TASK TO CARRY OUT:
Please say how many lines of the listing hold "that", with no other words in the answer.
-- Start --
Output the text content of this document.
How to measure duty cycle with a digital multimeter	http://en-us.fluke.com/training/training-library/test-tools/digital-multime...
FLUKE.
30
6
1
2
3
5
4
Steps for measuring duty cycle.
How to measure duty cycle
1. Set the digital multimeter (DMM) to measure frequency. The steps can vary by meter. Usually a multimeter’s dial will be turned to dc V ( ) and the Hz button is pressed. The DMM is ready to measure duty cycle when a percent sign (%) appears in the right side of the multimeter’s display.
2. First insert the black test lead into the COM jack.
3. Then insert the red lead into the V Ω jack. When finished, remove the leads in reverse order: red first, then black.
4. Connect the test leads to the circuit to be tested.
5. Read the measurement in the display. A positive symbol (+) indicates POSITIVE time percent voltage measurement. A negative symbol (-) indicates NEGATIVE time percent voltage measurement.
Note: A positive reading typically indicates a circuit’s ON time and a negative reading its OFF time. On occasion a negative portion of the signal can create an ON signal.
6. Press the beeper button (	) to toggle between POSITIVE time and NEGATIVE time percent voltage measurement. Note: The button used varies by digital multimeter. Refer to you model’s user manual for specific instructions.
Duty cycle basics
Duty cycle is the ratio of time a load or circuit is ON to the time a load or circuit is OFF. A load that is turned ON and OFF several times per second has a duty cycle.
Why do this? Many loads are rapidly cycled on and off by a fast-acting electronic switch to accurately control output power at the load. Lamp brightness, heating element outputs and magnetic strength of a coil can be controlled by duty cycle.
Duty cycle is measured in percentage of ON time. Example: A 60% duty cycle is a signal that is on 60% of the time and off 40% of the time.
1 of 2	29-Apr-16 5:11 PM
-- End --
-- Start --
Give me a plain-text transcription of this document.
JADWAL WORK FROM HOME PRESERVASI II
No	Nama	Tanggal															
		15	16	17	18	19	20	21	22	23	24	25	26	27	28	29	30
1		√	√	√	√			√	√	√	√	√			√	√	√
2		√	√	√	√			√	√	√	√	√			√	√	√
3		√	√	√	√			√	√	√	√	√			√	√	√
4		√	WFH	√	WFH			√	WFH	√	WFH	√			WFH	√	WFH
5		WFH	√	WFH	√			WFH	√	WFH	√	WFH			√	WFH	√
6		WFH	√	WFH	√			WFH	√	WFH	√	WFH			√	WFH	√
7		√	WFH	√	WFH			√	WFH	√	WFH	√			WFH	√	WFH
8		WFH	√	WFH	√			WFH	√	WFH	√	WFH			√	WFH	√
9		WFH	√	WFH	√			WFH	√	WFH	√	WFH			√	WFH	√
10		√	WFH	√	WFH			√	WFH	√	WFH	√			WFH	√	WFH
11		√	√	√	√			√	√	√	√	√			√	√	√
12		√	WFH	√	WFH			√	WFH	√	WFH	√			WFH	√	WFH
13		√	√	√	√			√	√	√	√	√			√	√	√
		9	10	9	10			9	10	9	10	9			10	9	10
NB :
-- End --
THE SOLUTION:
2